# start of Source records
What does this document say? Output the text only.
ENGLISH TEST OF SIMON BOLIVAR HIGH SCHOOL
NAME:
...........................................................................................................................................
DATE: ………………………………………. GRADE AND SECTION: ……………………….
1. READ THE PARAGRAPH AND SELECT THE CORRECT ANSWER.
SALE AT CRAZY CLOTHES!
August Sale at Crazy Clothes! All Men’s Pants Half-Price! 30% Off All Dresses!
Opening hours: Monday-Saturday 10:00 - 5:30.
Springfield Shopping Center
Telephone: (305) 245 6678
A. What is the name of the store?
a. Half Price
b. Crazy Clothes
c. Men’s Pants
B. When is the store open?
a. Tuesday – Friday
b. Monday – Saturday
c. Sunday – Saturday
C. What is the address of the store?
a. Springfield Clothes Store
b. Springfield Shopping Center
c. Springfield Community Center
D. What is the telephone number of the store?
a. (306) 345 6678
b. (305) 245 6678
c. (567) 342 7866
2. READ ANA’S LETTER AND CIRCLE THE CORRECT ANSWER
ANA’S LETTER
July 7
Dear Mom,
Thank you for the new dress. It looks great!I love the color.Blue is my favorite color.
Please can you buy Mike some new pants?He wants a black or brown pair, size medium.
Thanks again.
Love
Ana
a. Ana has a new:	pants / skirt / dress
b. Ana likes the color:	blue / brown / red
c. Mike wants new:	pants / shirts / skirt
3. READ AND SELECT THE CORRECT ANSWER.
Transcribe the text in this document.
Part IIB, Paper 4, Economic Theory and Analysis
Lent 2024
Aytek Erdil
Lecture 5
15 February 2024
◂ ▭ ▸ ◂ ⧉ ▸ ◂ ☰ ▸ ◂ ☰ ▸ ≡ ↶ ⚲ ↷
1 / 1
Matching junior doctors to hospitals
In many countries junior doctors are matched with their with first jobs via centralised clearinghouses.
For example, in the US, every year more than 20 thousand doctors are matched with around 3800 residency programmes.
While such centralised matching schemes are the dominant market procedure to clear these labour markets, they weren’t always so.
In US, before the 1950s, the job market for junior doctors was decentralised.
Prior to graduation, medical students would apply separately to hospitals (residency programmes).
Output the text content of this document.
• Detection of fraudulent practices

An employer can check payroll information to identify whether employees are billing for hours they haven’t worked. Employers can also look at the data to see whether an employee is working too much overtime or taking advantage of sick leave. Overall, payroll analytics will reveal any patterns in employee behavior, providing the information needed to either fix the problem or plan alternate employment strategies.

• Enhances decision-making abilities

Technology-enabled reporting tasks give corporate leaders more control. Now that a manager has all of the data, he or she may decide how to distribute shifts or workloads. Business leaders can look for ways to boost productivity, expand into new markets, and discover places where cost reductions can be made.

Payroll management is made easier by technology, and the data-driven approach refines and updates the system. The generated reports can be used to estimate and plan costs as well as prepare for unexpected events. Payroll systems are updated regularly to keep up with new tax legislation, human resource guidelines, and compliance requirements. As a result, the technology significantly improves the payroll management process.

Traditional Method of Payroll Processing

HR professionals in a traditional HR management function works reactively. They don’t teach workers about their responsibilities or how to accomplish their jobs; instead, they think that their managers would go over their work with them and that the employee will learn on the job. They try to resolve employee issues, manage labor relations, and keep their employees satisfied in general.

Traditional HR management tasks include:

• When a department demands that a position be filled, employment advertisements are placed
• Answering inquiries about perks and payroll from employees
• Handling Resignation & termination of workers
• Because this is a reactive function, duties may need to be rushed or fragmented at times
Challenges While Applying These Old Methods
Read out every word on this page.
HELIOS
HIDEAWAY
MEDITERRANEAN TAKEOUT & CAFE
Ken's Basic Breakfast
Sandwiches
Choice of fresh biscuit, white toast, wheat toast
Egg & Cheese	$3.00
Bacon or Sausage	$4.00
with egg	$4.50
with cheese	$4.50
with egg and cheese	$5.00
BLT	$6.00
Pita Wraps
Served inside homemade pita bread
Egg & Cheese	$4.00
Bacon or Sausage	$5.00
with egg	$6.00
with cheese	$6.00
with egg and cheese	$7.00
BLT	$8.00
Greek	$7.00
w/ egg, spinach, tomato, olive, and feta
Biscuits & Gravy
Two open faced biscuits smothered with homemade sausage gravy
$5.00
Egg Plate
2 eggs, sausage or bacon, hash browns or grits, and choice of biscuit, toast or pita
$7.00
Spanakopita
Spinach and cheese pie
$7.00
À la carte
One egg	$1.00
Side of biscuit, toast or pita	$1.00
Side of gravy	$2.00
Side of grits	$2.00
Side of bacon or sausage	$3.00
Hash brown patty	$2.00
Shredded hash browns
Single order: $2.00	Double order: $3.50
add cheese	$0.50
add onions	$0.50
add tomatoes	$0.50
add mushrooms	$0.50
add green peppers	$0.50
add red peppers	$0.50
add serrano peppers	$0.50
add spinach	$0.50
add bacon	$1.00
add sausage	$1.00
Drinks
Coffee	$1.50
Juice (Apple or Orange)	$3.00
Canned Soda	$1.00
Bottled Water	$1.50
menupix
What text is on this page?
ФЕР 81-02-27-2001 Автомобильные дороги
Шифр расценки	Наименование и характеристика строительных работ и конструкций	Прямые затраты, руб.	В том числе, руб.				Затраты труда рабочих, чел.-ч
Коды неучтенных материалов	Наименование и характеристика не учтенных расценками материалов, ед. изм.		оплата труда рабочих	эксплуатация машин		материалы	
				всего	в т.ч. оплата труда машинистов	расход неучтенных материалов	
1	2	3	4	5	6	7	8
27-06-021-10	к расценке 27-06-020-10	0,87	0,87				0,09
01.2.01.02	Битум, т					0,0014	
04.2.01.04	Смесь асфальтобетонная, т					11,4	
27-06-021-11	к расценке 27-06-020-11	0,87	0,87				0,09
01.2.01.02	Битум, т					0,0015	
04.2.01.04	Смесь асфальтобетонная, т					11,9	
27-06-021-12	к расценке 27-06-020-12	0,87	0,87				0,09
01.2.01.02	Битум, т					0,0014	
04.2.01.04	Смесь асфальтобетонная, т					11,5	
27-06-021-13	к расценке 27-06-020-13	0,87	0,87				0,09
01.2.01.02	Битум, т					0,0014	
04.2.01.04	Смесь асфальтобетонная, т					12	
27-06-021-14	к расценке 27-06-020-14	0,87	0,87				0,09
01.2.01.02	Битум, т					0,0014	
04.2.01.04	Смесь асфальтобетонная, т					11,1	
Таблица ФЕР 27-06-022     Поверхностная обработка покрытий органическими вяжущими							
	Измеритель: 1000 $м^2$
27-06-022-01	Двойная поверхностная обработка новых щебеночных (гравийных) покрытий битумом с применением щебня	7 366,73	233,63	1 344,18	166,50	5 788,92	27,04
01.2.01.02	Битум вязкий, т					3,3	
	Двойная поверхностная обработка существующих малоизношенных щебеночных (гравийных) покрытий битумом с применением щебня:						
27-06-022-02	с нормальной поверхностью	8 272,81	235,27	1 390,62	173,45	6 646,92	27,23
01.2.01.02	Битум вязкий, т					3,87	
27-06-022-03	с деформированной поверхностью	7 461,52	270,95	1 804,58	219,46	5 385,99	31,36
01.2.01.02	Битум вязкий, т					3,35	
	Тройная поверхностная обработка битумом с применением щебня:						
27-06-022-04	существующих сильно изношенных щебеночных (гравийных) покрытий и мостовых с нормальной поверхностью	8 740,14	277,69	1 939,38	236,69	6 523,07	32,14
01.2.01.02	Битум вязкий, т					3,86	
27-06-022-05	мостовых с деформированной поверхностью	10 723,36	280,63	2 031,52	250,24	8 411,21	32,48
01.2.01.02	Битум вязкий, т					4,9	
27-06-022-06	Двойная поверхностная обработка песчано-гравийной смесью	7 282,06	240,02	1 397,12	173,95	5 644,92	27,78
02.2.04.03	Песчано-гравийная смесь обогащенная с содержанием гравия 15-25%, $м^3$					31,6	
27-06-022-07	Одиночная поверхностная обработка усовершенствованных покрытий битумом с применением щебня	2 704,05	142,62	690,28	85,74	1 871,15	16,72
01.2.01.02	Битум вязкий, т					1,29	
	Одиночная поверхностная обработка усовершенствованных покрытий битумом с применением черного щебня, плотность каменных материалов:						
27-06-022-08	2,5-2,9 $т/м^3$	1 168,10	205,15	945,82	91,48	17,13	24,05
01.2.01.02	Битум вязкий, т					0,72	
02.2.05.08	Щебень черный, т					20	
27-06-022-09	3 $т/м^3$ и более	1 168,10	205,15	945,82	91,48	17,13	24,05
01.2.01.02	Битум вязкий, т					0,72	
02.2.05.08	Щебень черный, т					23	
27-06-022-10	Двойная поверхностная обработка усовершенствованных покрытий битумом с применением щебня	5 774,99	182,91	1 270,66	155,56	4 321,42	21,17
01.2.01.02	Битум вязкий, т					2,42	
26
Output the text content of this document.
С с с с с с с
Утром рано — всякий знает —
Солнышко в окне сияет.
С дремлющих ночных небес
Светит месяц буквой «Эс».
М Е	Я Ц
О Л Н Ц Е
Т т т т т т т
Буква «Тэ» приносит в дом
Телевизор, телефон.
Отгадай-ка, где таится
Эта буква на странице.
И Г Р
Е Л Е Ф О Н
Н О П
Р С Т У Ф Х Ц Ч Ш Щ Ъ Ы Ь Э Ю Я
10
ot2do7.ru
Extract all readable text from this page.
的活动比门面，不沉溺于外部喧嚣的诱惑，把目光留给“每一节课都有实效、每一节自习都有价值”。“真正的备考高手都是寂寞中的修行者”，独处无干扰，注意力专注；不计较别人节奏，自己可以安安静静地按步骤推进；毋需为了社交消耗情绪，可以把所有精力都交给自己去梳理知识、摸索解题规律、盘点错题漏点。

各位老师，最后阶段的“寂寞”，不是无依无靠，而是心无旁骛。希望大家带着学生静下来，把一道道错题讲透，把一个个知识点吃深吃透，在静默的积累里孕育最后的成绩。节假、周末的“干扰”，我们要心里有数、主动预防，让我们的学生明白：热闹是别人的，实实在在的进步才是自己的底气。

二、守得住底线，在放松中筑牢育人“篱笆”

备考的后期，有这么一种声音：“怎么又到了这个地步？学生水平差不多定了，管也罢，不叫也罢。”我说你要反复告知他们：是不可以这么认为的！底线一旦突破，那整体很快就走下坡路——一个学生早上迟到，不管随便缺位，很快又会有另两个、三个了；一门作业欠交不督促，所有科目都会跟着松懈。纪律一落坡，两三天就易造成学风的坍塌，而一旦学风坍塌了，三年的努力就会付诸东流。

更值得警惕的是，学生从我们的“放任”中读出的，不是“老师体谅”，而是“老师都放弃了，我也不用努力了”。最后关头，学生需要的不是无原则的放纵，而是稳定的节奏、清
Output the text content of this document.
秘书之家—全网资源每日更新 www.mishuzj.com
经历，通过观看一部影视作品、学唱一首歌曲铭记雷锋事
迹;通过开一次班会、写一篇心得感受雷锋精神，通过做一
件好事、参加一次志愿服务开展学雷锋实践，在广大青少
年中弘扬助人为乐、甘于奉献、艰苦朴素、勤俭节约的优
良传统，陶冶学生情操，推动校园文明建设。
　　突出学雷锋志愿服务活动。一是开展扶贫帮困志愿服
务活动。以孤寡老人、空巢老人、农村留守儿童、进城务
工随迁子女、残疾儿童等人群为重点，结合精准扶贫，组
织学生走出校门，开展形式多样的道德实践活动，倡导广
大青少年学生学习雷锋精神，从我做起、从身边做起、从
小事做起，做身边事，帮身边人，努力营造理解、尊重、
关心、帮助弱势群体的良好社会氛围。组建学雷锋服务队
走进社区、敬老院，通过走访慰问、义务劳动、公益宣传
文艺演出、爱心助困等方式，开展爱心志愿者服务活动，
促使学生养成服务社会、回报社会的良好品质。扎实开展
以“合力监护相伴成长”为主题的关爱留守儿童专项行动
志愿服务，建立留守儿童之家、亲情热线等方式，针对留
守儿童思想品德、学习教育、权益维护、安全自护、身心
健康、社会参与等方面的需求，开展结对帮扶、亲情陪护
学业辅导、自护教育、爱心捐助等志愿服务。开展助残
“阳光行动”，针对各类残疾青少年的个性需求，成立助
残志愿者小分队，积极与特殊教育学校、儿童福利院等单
# end of Source records
Task statement: Which lines in the data above contain "CORRECT"? Show each one.

The output:
1. READ THE PARAGRAPH AND SELECT THE CORRECT ANSWER.
2. READ ANA’S LETTER AND CIRCLE THE CORRECT ANSWER
3. READ AND SELECT THE CORRECT ANSWER.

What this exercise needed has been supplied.